Aim – Reply with one number: how many lines contain the word "containing".

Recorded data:
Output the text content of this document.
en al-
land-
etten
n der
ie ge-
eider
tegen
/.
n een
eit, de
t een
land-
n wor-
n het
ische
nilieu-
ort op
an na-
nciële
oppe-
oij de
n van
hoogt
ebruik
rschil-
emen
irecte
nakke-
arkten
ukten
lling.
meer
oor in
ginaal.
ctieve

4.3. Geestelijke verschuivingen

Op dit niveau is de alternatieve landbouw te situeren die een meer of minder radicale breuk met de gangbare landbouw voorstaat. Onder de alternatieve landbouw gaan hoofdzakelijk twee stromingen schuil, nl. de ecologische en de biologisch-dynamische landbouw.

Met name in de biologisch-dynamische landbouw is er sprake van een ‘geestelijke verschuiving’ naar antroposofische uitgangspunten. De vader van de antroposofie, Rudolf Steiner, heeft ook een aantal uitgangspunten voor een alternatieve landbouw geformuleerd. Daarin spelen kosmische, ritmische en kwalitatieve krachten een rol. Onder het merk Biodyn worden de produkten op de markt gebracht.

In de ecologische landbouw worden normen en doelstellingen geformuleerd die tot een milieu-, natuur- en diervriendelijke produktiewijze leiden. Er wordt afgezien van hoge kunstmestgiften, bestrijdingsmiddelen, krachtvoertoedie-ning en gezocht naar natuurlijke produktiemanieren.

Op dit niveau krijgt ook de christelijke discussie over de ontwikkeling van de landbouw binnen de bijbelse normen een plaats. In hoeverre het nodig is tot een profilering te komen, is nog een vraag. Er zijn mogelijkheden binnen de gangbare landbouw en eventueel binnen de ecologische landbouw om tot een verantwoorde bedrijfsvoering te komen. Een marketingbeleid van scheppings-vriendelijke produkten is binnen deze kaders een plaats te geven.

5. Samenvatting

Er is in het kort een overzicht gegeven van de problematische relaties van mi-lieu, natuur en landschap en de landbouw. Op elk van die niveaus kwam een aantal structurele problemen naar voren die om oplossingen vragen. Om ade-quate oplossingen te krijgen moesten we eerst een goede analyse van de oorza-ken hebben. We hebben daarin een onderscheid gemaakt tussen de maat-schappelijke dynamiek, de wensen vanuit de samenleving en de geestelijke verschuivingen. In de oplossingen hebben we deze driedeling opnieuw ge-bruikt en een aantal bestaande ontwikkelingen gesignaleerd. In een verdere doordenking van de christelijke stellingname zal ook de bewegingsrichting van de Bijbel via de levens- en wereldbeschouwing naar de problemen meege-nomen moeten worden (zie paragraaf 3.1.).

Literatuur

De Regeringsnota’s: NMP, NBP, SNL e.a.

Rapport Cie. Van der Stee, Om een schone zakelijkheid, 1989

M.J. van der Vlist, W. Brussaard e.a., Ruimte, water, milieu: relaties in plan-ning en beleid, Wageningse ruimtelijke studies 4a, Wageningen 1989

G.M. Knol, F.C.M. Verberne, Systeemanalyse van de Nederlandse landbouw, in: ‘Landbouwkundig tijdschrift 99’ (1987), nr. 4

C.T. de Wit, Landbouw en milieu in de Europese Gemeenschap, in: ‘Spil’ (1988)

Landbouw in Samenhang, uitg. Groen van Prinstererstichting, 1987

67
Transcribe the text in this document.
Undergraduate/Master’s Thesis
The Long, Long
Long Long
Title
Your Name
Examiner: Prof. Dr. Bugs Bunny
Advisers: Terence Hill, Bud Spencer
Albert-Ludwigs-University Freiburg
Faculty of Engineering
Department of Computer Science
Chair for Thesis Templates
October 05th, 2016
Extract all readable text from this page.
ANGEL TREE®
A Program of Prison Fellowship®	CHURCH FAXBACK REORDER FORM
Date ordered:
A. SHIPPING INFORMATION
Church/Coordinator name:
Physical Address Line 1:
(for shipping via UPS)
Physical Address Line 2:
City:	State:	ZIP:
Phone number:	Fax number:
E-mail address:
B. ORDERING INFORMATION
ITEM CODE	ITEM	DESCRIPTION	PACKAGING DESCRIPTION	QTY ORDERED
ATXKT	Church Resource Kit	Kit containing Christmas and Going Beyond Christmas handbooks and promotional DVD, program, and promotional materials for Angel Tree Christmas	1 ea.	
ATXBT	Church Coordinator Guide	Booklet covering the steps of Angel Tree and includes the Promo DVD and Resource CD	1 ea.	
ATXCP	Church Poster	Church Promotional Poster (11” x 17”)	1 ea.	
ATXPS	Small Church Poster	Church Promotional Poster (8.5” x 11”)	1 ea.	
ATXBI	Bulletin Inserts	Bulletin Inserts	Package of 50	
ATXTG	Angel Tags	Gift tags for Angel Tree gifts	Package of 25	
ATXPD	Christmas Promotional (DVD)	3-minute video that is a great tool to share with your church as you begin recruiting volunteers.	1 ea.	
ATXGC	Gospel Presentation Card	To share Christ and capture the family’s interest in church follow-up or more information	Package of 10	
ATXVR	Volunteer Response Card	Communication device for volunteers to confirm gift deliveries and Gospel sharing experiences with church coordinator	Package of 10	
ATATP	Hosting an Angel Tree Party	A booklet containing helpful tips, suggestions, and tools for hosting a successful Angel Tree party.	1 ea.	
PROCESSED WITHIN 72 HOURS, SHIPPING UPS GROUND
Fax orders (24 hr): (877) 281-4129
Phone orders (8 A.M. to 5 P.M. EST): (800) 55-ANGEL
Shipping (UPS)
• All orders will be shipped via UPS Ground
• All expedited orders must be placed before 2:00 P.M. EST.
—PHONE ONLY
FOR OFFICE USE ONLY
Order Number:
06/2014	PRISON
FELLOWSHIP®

Solution for this problem – 2